____ Task input

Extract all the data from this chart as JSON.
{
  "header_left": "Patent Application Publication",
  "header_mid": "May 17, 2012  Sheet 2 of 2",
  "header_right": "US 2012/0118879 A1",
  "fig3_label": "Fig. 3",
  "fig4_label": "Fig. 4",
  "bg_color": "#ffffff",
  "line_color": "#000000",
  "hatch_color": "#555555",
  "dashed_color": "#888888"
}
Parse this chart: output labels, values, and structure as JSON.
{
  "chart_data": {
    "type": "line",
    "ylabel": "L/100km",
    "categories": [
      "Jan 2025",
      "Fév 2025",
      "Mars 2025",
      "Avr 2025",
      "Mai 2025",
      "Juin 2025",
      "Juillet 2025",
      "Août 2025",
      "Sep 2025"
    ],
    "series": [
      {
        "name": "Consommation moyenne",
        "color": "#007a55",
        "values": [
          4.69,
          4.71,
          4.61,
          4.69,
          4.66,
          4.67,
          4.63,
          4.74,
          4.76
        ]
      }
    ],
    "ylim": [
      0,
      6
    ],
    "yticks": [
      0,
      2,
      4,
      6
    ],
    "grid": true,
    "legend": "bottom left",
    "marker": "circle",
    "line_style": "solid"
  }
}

________

Locate each line containing the string "values" and show it.

Parse this chart: output labels, values, and structure as JSON.
        "values": [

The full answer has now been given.